* Start Record excerpts *
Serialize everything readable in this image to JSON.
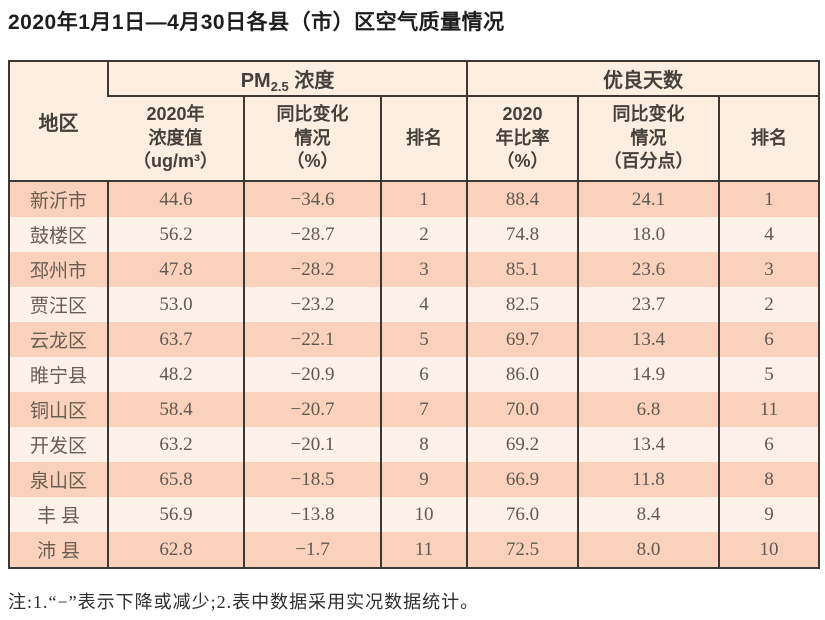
{
  "title": "2020年1月1日—4月30日各县（市）区空气质量情况",
  "note": "注:1.“−”表示下降或减少;2.表中数据采用实况数据统计。",
  "colors": {
    "header_bg": "#fcefe2",
    "row_odd_bg": "#fad2bc",
    "row_even_bg": "#fdf1ea",
    "border": "#3d3833",
    "data_text": "#615850"
  },
  "table": {
    "header": {
      "region": "地区",
      "pm_group_prefix": "PM",
      "pm_group_sub": "2.5",
      "pm_group_suffix": " 浓度",
      "good_days_group": "优良天数",
      "pm_value_lines": [
        "2020年",
        "浓度值",
        "（ug/m³）"
      ],
      "pm_change_lines": [
        "同比变化",
        "情况",
        "（%）"
      ],
      "pm_rank": "排名",
      "ratio_lines": [
        "2020",
        "年比率",
        "（%）"
      ],
      "ratio_change_lines": [
        "同比变化",
        "情况",
        "（百分点）"
      ],
      "good_rank": "排名"
    },
    "rows": [
      {
        "region": "新沂市",
        "pm_value": "44.6",
        "pm_change": "−34.6",
        "pm_rank": "1",
        "ratio": "88.4",
        "ratio_change": "24.1",
        "good_rank": "1"
      },
      {
        "region": "鼓楼区",
        "pm_value": "56.2",
        "pm_change": "−28.7",
        "pm_rank": "2",
        "ratio": "74.8",
        "ratio_change": "18.0",
        "good_rank": "4"
      },
      {
        "region": "邳州市",
        "pm_value": "47.8",
        "pm_change": "−28.2",
        "pm_rank": "3",
        "ratio": "85.1",
        "ratio_change": "23.6",
        "good_rank": "3"
      },
      {
        "region": "贾汪区",
        "pm_value": "53.0",
        "pm_change": "−23.2",
        "pm_rank": "4",
        "ratio": "82.5",
        "ratio_change": "23.7",
        "good_rank": "2"
      },
      {
        "region": "云龙区",
        "pm_value": "63.7",
        "pm_change": "−22.1",
        "pm_rank": "5",
        "ratio": "69.7",
        "ratio_change": "13.4",
        "good_rank": "6"
      },
      {
        "region": "睢宁县",
        "pm_value": "48.2",
        "pm_change": "−20.9",
        "pm_rank": "6",
        "ratio": "86.0",
        "ratio_change": "14.9",
        "good_rank": "5"
      },
      {
        "region": "铜山区",
        "pm_value": "58.4",
        "pm_change": "−20.7",
        "pm_rank": "7",
        "ratio": "70.0",
        "ratio_change": "6.8",
        "good_rank": "11"
      },
      {
        "region": "开发区",
        "pm_value": "63.2",
        "pm_change": "−20.1",
        "pm_rank": "8",
        "ratio": "69.2",
        "ratio_change": "13.4",
        "good_rank": "6"
      },
      {
        "region": "泉山区",
        "pm_value": "65.8",
        "pm_change": "−18.5",
        "pm_rank": "9",
        "ratio": "66.9",
        "ratio_change": "11.8",
        "good_rank": "8"
      },
      {
        "region": "丰 县",
        "pm_value": "56.9",
        "pm_change": "−13.8",
        "pm_rank": "10",
        "ratio": "76.0",
        "ratio_change": "8.4",
        "good_rank": "9"
      },
      {
        "region": "沛 县",
        "pm_value": "62.8",
        "pm_change": "−1.7",
        "pm_rank": "11",
        "ratio": "72.5",
        "ratio_change": "8.0",
        "good_rank": "10"
      }
    ]
  }
}
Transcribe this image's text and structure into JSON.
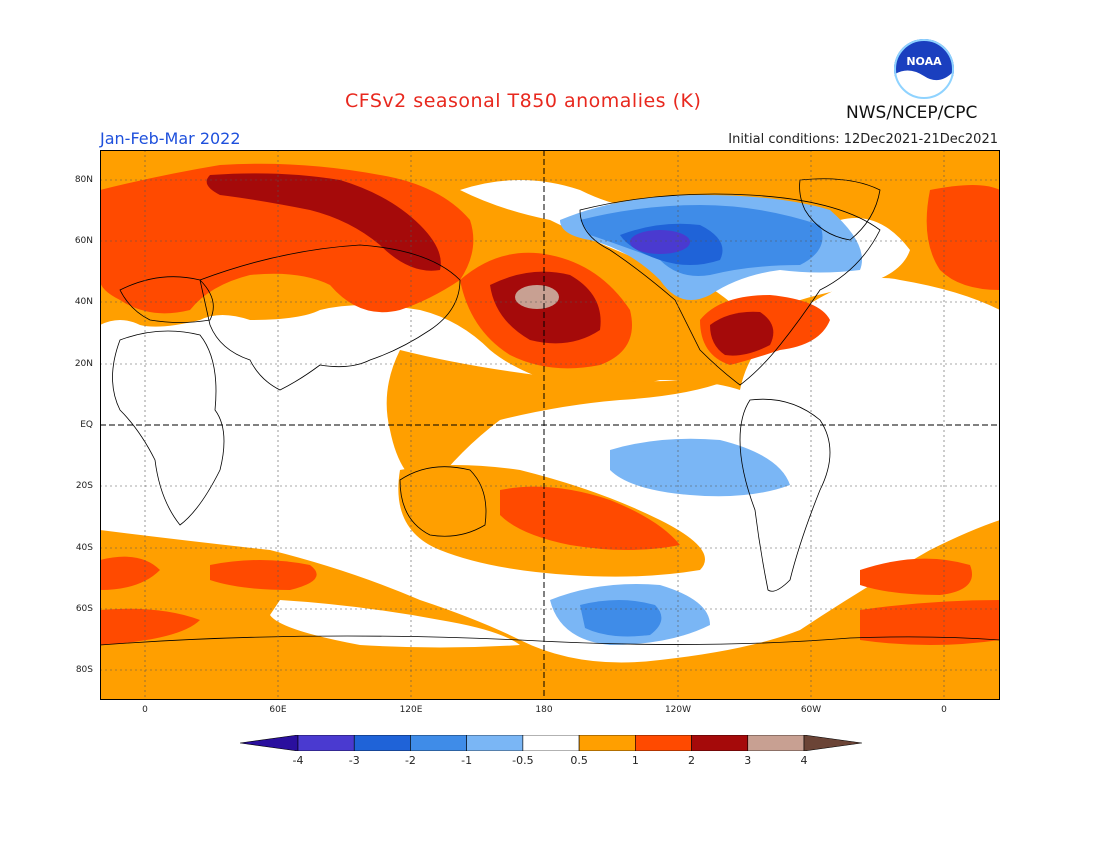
{
  "header": {
    "title": "CFSv2 seasonal T850 anomalies (K)",
    "season": "Jan-Feb-Mar 2022",
    "initial_conditions": "Initial conditions: 12Dec2021-21Dec2021",
    "agency": "NWS/NCEP/CPC",
    "logo_text": "NOAA"
  },
  "axes": {
    "lat_labels": [
      "80N",
      "60N",
      "40N",
      "20N",
      "EQ",
      "20S",
      "40S",
      "60S",
      "80S"
    ],
    "lon_labels": [
      "0",
      "60E",
      "120E",
      "180",
      "120W",
      "60W",
      "0"
    ]
  },
  "colorbar": {
    "labels": [
      "-4",
      "-3",
      "-2",
      "-1",
      "-0.5",
      "0.5",
      "1",
      "2",
      "3",
      "4"
    ],
    "colors": [
      "#2a0f9e",
      "#4a3ad0",
      "#1f63d8",
      "#3f8ce8",
      "#7ab6f5",
      "#ffffff",
      "#ff9f00",
      "#ff4a00",
      "#a50a0a",
      "#c8a092",
      "#6b4436"
    ]
  },
  "colors": {
    "title": "#e8281e",
    "season": "#1e50dc",
    "ocean_border": "#000000"
  }
}
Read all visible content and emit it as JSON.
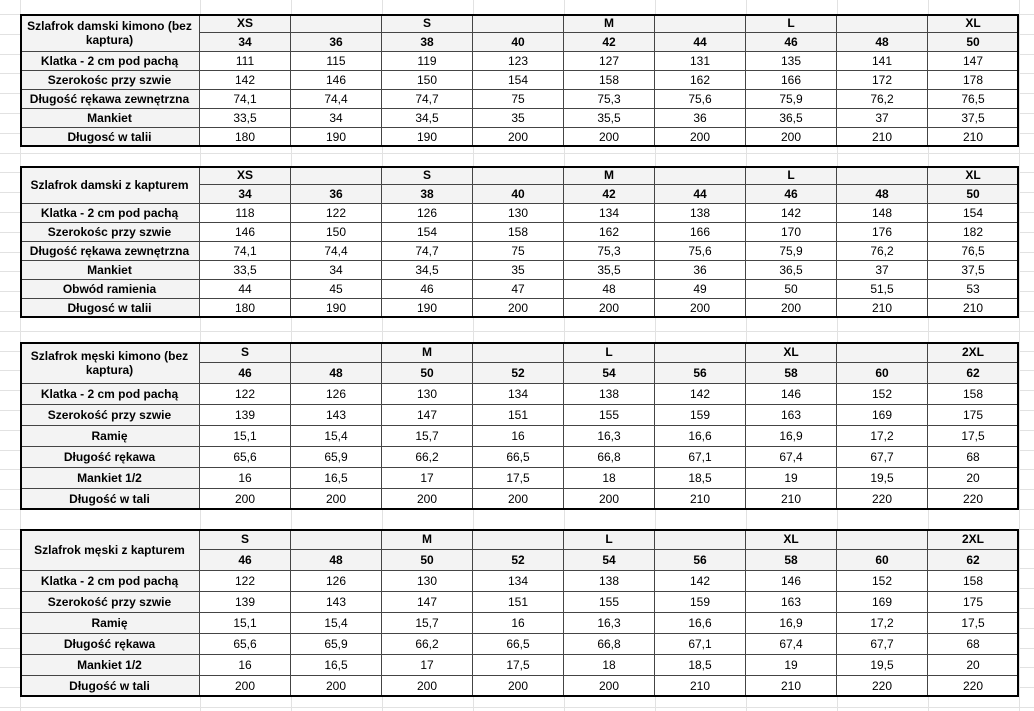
* End Record excerpts *
The request: Take the records above and transcribe them exactly, dropping every picture.

Completed exercise:
Serialize everything readable in this image to JSON.
{
  "title": "2020年1月1日—4月30日各县（市）区空气质量情况",
  "note": "注:1.“−”表示下降或减少;2.表中数据采用实况数据统计。",
  "colors": {
    "header_bg": "#fcefe2",
    "row_odd_bg": "#fad2bc",
    "row_even_bg": "#fdf1ea",
    "border": "#3d3833",
    "data_text": "#615850"
  },
  "table": {
    "header": {
      "region": "地区",
      "pm_group_prefix": "PM",
      "pm_group_sub": "2.5",
      "pm_group_suffix": " 浓度",
      "good_days_group": "优良天数",
      "pm_value_lines": [
        "2020年",
        "浓度值",
        "（ug/m³）"
      ],
      "pm_change_lines": [
        "同比变化",
        "情况",
        "（%）"
      ],
      "pm_rank": "排名",
      "ratio_lines": [
        "2020",
        "年比率",
        "（%）"
      ],
      "ratio_change_lines": [
        "同比变化",
        "情况",
        "（百分点）"
      ],
      "good_rank": "排名"
    },
    "rows": [
      {
        "region": "新沂市",
        "pm_value": "44.6",
        "pm_change": "−34.6",
        "pm_rank": "1",
        "ratio": "88.4",
        "ratio_change": "24.1",
        "good_rank": "1"
      },
      {
        "region": "鼓楼区",
        "pm_value": "56.2",
        "pm_change": "−28.7",
        "pm_rank": "2",
        "ratio": "74.8",
        "ratio_change": "18.0",
        "good_rank": "4"
      },
      {
        "region": "邳州市",
        "pm_value": "47.8",
        "pm_change": "−28.2",
        "pm_rank": "3",
        "ratio": "85.1",
        "ratio_change": "23.6",
        "good_rank": "3"
      },
      {
        "region": "贾汪区",
        "pm_value": "53.0",
        "pm_change": "−23.2",
        "pm_rank": "4",
        "ratio": "82.5",
        "ratio_change": "23.7",
        "good_rank": "2"
      },
      {
        "region": "云龙区",
        "pm_value": "63.7",
        "pm_change": "−22.1",
        "pm_rank": "5",
        "ratio": "69.7",
        "ratio_change": "13.4",
        "good_rank": "6"
      },
      {
        "region": "睢宁县",
        "pm_value": "48.2",
        "pm_change": "−20.9",
        "pm_rank": "6",
        "ratio": "86.0",
        "ratio_change": "14.9",
        "good_rank": "5"
      },
      {
        "region": "铜山区",
        "pm_value": "58.4",
        "pm_change": "−20.7",
        "pm_rank": "7",
        "ratio": "70.0",
        "ratio_change": "6.8",
        "good_rank": "11"
      },
      {
        "region": "开发区",
        "pm_value": "63.2",
        "pm_change": "−20.1",
        "pm_rank": "8",
        "ratio": "69.2",
        "ratio_change": "13.4",
        "good_rank": "6"
      },
      {
        "region": "泉山区",
        "pm_value": "65.8",
        "pm_change": "−18.5",
        "pm_rank": "9",
        "ratio": "66.9",
        "ratio_change": "11.8",
        "good_rank": "8"
      },
      {
        "region": "丰 县",
        "pm_value": "56.9",
        "pm_change": "−13.8",
        "pm_rank": "10",
        "ratio": "76.0",
        "ratio_change": "8.4",
        "good_rank": "9"
      },
      {
        "region": "沛 县",
        "pm_value": "62.8",
        "pm_change": "−1.7",
        "pm_rank": "11",
        "ratio": "72.5",
        "ratio_change": "8.0",
        "good_rank": "10"
      }
    ]
  }
}
Transcribe this image's text and structure into JSON.
{
  "header": {
    "title": "CFSv2 seasonal T850 anomalies (K)",
    "season": "Jan-Feb-Mar 2022",
    "initial_conditions": "Initial conditions: 12Dec2021-21Dec2021",
    "agency": "NWS/NCEP/CPC",
    "logo_text": "NOAA"
  },
  "axes": {
    "lat_labels": [
      "80N",
      "60N",
      "40N",
      "20N",
      "EQ",
      "20S",
      "40S",
      "60S",
      "80S"
    ],
    "lon_labels": [
      "0",
      "60E",
      "120E",
      "180",
      "120W",
      "60W",
      "0"
    ]
  },
  "colorbar": {
    "labels": [
      "-4",
      "-3",
      "-2",
      "-1",
      "-0.5",
      "0.5",
      "1",
      "2",
      "3",
      "4"
    ],
    "colors": [
      "#2a0f9e",
      "#4a3ad0",
      "#1f63d8",
      "#3f8ce8",
      "#7ab6f5",
      "#ffffff",
      "#ff9f00",
      "#ff4a00",
      "#a50a0a",
      "#c8a092",
      "#6b4436"
    ]
  },
  "colors": {
    "title": "#e8281e",
    "season": "#1e50dc",
    "ocean_border": "#000000"
  }
}
Read all visible content and emit it as JSON.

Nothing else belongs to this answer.